Problem details> Could you transcribe the material below exactly, without leaving out a single line?

═══

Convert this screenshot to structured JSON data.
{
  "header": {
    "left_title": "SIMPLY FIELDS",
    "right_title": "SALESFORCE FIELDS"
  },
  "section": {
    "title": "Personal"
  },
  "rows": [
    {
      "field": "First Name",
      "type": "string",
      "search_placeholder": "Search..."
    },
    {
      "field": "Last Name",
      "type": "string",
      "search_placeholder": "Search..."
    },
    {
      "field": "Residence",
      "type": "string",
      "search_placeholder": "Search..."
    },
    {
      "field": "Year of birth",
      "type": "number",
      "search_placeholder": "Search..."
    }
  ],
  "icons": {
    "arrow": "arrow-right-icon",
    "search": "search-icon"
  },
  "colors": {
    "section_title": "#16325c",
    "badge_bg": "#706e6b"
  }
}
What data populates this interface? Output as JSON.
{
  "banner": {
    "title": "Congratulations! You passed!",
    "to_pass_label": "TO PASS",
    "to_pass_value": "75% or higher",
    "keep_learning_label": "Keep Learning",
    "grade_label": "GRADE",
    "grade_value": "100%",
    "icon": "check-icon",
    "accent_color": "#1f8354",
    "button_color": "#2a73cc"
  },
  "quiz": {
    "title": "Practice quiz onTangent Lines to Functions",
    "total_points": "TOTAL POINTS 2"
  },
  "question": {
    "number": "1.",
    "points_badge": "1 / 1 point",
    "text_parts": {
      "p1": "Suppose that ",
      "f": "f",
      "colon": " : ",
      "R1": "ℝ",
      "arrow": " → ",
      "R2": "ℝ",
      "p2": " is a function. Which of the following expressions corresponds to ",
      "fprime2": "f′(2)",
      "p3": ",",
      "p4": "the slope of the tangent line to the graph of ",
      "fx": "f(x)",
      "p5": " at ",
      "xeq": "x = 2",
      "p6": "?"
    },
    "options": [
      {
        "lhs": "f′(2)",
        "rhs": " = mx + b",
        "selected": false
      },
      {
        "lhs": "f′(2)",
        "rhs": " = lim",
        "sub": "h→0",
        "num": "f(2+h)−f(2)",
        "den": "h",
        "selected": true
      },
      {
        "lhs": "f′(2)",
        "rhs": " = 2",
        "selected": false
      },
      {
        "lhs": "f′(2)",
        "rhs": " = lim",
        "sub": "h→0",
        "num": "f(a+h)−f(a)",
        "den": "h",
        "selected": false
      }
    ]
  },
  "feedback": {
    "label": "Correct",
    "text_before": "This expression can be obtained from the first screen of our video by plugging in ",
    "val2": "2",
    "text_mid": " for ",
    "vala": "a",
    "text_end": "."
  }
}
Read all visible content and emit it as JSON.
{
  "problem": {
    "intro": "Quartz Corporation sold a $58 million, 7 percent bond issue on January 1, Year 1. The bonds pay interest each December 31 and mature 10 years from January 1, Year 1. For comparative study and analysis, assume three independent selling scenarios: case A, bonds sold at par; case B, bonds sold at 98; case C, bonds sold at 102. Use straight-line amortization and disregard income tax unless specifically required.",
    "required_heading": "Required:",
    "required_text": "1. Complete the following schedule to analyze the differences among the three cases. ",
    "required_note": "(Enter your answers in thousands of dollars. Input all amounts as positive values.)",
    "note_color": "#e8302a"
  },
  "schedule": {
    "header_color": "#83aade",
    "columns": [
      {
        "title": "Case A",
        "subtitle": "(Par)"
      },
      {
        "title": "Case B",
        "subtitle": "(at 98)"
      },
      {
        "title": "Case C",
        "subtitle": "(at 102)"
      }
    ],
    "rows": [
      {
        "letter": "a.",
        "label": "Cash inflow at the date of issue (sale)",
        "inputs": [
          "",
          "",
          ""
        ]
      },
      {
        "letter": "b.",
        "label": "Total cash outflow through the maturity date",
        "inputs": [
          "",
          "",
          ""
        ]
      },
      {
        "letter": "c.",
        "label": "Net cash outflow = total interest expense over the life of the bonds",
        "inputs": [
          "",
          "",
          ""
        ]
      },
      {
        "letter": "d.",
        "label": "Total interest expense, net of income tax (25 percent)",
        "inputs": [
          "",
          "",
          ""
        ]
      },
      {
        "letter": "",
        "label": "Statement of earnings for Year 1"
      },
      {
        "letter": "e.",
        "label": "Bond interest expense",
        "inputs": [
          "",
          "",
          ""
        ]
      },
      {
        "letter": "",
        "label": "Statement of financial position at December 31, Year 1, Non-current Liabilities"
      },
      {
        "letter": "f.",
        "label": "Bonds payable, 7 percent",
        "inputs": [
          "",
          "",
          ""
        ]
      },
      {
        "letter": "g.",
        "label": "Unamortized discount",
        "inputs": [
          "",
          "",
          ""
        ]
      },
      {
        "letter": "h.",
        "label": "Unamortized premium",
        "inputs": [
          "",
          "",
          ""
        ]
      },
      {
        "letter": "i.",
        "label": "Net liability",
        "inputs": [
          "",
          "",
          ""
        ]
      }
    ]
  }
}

═══

Full output>
Convert this screenshot to structured JSON data.
{
  "header": {
    "left_title": "SIMPLY FIELDS",
    "right_title": "SALESFORCE FIELDS"
  },
  "section": {
    "title": "Personal"
  },
  "rows": [
    {
      "field": "First Name",
      "type": "string",
      "search_placeholder": "Search..."
    },
    {
      "field": "Last Name",
      "type": "string",
      "search_placeholder": "Search..."
    },
    {
      "field": "Residence",
      "type": "string",
      "search_placeholder": "Search..."
    },
    {
      "field": "Year of birth",
      "type": "number",
      "search_placeholder": "Search..."
    }
  ],
  "icons": {
    "arrow": "arrow-right-icon",
    "search": "search-icon"
  },
  "colors": {
    "section_title": "#16325c",
    "badge_bg": "#706e6b"
  }
}
What data populates this interface? Output as JSON.
{
  "banner": {
    "title": "Congratulations! You passed!",
    "to_pass_label": "TO PASS",
    "to_pass_value": "75% or higher",
    "keep_learning_label": "Keep Learning",
    "grade_label": "GRADE",
    "grade_value": "100%",
    "icon": "check-icon",
    "accent_color": "#1f8354",
    "button_color": "#2a73cc"
  },
  "quiz": {
    "title": "Practice quiz onTangent Lines to Functions",
    "total_points": "TOTAL POINTS 2"
  },
  "question": {
    "number": "1.",
    "points_badge": "1 / 1 point",
    "text_parts": {
      "p1": "Suppose that ",
      "f": "f",
      "colon": " : ",
      "R1": "ℝ",
      "arrow": " → ",
      "R2": "ℝ",
      "p2": " is a function. Which of the following expressions corresponds to ",
      "fprime2": "f′(2)",
      "p3": ",",
      "p4": "the slope of the tangent line to the graph of ",
      "fx": "f(x)",
      "p5": " at ",
      "xeq": "x = 2",
      "p6": "?"
    },
    "options": [
      {
        "lhs": "f′(2)",
        "rhs": " = mx + b",
        "selected": false
      },
      {
        "lhs": "f′(2)",
        "rhs": " = lim",
        "sub": "h→0",
        "num": "f(2+h)−f(2)",
        "den": "h",
        "selected": true
      },
      {
        "lhs": "f′(2)",
        "rhs": " = 2",
        "selected": false
      },
      {
        "lhs": "f′(2)",
        "rhs": " = lim",
        "sub": "h→0",
        "num": "f(a+h)−f(a)",
        "den": "h",
        "selected": false
      }
    ]
  },
  "feedback": {
    "label": "Correct",
    "text_before": "This expression can be obtained from the first screen of our video by plugging in ",
    "val2": "2",
    "text_mid": " for ",
    "vala": "a",
    "text_end": "."
  }
}
Read all visible content and emit it as JSON.
{
  "problem": {
    "intro": "Quartz Corporation sold a $58 million, 7 percent bond issue on January 1, Year 1. The bonds pay interest each December 31 and mature 10 years from January 1, Year 1. For comparative study and analysis, assume three independent selling scenarios: case A, bonds sold at par; case B, bonds sold at 98; case C, bonds sold at 102. Use straight-line amortization and disregard income tax unless specifically required.",
    "required_heading": "Required:",
    "required_text": "1. Complete the following schedule to analyze the differences among the three cases. ",
    "required_note": "(Enter your answers in thousands of dollars. Input all amounts as positive values.)",
    "note_color": "#e8302a"
  },
  "schedule": {
    "header_color": "#83aade",
    "columns": [
      {
        "title": "Case A",
        "subtitle": "(Par)"
      },
      {
        "title": "Case B",
        "subtitle": "(at 98)"
      },
      {
        "title": "Case C",
        "subtitle": "(at 102)"
      }
    ],
    "rows": [
      {
        "letter": "a.",
        "label": "Cash inflow at the date of issue (sale)",
        "inputs": [
          "",
          "",
          ""
        ]
      },
      {
        "letter": "b.",
        "label": "Total cash outflow through the maturity date",
        "inputs": [
          "",
          "",
          ""
        ]
      },
      {
        "letter": "c.",
        "label": "Net cash outflow = total interest expense over the life of the bonds",
        "inputs": [
          "",
          "",
          ""
        ]
      },
      {
        "letter": "d.",
        "label": "Total interest expense, net of income tax (25 percent)",
        "inputs": [
          "",
          "",
          ""
        ]
      },
      {
        "letter": "",
        "label": "Statement of earnings for Year 1"
      },
      {
        "letter": "e.",
        "label": "Bond interest expense",
        "inputs": [
          "",
          "",
          ""
        ]
      },
      {
        "letter": "",
        "label": "Statement of financial position at December 31, Year 1, Non-current Liabilities"
      },
      {
        "letter": "f.",
        "label": "Bonds payable, 7 percent",
        "inputs": [
          "",
          "",
          ""
        ]
      },
      {
        "letter": "g.",
        "label": "Unamortized discount",
        "inputs": [
          "",
          "",
          ""
        ]
      },
      {
        "letter": "h.",
        "label": "Unamortized premium",
        "inputs": [
          "",
          "",
          ""
        ]
      },
      {
        "letter": "i.",
        "label": "Net liability",
        "inputs": [
          "",
          "",
          ""
        ]
      }
    ]
  }
}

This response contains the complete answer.